ACTION ITEM – Every line of the records that holds the word "JSON" should be copied out.

PROVIDED DATA –
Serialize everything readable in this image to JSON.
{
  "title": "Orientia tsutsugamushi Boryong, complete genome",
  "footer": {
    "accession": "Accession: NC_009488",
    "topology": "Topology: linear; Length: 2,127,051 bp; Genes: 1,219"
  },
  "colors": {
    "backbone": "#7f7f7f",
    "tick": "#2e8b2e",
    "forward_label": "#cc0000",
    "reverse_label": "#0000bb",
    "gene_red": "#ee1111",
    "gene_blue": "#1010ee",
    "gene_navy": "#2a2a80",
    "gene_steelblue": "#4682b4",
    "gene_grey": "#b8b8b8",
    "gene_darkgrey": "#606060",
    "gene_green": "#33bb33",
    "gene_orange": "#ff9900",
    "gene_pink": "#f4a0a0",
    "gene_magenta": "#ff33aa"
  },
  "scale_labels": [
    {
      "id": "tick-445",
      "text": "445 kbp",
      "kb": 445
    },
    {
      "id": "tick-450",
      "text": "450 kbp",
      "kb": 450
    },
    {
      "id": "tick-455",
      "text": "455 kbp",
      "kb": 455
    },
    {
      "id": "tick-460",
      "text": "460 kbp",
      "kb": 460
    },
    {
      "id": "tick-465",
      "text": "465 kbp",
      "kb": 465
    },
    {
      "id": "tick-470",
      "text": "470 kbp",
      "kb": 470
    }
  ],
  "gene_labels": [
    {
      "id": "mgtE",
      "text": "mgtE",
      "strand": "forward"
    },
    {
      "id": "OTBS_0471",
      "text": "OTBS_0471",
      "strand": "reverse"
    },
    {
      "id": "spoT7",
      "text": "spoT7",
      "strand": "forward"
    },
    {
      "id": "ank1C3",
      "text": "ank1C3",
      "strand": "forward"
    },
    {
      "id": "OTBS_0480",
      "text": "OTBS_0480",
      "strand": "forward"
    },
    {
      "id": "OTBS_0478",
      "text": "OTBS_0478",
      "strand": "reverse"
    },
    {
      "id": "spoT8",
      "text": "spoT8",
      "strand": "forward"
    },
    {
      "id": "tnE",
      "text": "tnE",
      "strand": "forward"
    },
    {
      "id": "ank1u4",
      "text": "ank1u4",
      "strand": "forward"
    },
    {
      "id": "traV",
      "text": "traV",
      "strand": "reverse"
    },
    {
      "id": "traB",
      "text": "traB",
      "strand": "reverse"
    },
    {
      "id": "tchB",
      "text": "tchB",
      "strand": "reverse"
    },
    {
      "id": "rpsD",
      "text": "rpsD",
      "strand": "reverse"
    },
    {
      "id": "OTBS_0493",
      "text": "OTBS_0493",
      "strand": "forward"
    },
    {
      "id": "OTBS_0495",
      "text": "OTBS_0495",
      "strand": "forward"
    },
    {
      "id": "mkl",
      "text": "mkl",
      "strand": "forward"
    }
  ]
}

* * *

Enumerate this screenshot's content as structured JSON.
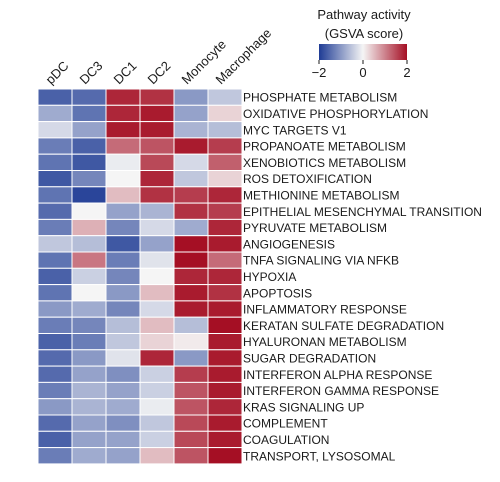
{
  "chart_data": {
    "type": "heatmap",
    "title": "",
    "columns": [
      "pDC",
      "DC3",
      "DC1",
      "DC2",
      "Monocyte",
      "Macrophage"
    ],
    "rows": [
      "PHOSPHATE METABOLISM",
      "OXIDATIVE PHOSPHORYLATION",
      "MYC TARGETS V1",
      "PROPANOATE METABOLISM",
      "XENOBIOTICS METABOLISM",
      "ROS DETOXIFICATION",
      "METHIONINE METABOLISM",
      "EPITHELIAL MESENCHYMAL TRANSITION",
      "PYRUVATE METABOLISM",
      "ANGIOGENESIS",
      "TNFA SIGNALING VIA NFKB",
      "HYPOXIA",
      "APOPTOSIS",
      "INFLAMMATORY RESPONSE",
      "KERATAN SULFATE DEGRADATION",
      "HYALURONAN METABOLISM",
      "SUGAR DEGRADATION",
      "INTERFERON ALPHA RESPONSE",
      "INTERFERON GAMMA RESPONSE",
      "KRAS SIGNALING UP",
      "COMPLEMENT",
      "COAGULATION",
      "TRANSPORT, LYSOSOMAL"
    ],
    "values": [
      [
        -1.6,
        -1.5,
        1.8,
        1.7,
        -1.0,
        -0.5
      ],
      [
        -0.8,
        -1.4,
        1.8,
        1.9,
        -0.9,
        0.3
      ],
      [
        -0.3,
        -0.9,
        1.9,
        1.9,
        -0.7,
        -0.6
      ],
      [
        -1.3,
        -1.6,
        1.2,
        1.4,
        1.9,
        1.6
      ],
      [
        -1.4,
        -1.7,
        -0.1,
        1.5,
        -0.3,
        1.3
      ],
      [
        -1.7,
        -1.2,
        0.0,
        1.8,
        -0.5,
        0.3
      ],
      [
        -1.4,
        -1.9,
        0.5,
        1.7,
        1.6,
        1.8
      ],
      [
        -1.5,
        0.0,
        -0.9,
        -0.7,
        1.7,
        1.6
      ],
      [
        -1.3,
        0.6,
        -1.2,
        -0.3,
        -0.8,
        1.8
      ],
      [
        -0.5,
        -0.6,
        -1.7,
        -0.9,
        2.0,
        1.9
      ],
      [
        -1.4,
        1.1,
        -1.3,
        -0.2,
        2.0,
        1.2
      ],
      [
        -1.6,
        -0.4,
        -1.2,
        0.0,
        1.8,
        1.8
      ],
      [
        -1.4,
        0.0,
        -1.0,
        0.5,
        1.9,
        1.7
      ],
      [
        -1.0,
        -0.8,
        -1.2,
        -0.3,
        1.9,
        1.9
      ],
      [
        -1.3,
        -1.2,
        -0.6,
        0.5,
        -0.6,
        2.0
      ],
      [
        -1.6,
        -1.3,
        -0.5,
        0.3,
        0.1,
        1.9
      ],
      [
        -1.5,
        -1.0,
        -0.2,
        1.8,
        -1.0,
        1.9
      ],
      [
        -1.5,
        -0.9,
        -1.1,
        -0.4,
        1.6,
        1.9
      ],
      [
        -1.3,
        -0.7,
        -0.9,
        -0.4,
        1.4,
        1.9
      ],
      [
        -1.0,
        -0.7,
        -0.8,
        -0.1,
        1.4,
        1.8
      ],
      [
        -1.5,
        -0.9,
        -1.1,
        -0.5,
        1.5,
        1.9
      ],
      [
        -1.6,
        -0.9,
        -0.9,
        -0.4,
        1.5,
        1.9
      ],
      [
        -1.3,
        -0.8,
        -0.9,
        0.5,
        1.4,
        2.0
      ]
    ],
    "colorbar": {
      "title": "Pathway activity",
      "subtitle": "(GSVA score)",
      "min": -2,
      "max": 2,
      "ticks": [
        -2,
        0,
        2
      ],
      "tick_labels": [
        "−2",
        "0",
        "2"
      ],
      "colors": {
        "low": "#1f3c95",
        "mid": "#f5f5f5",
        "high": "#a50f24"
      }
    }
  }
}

* * *

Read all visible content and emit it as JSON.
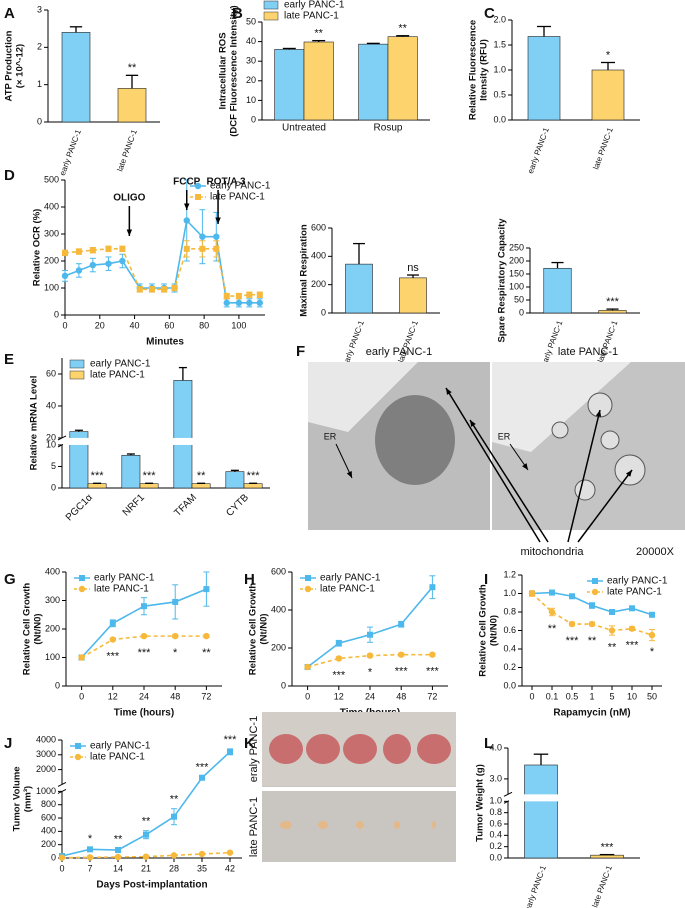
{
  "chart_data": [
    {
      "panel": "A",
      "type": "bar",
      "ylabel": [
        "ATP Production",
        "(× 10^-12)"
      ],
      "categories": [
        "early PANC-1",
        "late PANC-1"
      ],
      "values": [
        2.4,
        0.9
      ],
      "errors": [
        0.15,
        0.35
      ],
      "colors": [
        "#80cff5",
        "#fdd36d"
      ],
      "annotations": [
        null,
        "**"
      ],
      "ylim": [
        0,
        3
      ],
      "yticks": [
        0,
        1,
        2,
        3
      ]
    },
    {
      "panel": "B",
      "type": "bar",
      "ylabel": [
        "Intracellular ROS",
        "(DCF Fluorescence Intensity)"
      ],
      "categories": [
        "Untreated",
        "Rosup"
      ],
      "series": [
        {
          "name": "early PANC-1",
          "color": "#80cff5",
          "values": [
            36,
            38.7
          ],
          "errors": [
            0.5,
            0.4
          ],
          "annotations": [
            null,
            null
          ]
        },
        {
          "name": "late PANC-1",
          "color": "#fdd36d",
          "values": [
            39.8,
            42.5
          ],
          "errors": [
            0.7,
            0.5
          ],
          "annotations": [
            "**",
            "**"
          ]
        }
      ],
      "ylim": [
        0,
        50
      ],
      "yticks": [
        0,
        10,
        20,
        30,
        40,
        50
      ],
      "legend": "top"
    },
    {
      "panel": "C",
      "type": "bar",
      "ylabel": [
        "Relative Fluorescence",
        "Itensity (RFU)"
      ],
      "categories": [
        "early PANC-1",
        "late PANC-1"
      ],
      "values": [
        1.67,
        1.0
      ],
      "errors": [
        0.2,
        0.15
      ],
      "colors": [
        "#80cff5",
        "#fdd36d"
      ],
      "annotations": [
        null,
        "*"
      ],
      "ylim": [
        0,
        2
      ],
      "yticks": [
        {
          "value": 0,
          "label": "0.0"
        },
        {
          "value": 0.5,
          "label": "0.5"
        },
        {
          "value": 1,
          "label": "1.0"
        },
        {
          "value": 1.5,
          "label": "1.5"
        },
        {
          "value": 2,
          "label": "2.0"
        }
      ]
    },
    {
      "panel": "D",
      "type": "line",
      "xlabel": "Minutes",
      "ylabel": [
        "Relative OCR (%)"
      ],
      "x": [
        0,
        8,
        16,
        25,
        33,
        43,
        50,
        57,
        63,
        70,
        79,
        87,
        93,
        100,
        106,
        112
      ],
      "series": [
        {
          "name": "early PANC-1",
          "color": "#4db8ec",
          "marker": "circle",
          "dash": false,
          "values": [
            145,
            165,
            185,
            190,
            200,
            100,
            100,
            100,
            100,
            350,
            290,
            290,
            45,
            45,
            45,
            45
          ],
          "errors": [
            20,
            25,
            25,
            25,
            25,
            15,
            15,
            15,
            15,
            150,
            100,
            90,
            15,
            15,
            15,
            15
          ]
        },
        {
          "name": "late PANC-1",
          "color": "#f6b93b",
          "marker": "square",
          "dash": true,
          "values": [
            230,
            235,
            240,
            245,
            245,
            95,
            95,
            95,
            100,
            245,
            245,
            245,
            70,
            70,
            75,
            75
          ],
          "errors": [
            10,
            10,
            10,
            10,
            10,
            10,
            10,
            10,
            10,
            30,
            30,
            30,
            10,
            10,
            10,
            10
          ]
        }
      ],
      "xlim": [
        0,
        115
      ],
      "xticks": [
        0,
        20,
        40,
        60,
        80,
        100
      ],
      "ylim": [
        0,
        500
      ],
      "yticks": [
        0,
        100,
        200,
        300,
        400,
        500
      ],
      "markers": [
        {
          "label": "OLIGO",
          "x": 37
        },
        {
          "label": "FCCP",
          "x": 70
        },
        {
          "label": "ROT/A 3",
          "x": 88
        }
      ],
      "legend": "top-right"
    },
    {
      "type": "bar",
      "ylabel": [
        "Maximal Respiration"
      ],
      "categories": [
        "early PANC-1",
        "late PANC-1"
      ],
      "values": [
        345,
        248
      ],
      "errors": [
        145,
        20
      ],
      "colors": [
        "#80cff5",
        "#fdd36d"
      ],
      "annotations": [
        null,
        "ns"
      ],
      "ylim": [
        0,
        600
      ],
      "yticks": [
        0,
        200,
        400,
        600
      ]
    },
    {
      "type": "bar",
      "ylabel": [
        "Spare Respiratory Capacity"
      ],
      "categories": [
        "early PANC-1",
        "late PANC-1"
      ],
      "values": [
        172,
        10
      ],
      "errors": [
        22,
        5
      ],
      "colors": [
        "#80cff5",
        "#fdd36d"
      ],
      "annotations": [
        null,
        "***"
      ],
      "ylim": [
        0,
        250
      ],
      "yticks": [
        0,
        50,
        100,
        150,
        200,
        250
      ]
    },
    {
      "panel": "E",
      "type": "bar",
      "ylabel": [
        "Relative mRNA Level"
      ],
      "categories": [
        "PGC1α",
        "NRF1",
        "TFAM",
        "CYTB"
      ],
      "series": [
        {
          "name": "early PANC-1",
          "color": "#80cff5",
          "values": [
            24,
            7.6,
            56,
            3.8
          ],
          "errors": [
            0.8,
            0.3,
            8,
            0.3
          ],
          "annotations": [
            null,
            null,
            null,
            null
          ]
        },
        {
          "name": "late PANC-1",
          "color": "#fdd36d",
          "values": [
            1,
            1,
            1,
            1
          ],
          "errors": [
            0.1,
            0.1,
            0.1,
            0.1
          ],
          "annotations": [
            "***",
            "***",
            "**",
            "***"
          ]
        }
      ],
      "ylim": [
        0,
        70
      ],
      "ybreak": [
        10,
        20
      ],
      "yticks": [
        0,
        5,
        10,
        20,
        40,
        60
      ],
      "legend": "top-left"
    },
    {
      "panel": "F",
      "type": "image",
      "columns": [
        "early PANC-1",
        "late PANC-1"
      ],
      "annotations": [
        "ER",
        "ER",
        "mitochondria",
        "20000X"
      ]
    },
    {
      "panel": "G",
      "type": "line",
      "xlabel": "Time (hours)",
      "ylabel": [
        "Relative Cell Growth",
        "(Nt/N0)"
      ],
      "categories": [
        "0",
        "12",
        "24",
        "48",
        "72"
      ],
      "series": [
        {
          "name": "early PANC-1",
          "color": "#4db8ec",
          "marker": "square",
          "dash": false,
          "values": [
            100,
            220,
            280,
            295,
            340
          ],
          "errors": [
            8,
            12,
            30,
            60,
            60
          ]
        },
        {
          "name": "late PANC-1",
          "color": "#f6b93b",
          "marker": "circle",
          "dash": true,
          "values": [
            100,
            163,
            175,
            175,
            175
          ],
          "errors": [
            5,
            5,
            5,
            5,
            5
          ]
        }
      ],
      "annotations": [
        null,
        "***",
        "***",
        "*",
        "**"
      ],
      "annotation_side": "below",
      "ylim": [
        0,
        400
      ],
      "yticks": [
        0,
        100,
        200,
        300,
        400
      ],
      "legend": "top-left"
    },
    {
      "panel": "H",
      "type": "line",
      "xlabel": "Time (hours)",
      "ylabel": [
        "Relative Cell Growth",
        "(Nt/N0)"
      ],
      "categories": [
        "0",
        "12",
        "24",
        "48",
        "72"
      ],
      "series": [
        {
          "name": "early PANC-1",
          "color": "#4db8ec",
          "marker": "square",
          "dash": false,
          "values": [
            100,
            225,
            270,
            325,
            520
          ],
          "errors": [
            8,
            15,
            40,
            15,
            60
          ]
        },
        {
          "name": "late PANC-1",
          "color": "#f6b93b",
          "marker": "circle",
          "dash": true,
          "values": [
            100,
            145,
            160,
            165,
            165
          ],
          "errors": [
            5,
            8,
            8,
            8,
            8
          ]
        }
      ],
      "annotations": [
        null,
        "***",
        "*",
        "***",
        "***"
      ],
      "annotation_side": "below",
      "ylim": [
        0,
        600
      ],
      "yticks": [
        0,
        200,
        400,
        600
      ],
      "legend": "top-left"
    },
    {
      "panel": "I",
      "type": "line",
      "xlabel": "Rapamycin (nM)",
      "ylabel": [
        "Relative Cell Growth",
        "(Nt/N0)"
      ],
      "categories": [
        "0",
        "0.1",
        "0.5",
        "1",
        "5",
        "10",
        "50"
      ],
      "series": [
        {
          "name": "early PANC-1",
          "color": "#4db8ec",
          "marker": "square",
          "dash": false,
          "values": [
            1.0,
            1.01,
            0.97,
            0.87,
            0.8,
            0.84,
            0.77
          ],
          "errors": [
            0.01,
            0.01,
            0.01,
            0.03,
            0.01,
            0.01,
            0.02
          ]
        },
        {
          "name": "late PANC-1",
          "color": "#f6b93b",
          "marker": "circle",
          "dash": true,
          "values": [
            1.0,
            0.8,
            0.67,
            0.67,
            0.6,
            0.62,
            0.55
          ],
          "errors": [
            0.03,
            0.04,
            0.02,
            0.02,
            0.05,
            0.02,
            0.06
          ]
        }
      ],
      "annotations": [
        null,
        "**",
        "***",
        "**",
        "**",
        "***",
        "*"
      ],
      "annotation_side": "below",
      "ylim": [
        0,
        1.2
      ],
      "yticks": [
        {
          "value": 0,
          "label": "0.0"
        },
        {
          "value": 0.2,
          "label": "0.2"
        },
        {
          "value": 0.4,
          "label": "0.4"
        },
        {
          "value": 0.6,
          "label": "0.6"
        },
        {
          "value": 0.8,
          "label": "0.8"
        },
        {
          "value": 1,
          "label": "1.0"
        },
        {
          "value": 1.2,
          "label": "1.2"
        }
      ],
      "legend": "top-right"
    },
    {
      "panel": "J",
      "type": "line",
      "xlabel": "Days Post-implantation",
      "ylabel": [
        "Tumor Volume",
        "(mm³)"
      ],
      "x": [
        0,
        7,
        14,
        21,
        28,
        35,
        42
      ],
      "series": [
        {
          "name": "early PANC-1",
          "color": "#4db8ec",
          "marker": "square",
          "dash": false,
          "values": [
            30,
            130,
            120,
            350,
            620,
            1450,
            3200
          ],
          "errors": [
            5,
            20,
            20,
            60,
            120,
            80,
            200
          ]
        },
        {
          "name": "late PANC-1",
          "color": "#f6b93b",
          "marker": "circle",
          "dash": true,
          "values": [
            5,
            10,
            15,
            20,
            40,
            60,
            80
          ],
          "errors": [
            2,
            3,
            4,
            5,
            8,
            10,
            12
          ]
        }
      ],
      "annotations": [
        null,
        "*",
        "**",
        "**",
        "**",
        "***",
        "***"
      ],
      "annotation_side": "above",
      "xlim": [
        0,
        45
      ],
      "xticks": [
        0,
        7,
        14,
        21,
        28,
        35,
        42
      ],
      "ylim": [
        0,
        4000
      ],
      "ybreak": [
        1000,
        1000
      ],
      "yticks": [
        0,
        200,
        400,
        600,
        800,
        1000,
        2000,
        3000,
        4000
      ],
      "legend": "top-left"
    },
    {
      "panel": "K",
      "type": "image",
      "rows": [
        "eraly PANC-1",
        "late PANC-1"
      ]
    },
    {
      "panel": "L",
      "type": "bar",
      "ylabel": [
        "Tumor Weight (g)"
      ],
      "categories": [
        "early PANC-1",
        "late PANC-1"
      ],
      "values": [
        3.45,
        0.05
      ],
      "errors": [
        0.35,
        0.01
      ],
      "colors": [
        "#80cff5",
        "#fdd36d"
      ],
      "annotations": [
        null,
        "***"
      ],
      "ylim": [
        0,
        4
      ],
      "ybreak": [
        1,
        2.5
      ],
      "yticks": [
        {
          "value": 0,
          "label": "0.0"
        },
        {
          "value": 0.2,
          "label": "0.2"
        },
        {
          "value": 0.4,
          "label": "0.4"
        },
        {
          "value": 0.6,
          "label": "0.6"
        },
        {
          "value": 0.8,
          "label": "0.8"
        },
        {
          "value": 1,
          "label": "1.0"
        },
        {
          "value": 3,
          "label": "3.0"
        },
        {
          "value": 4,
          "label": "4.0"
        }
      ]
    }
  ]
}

WRITTEN RESPONSE –
Serialize everything readable in this image to JSON.
Enumerate this screenshot's content as structured JSON.
Read all visible content and emit it as JSON.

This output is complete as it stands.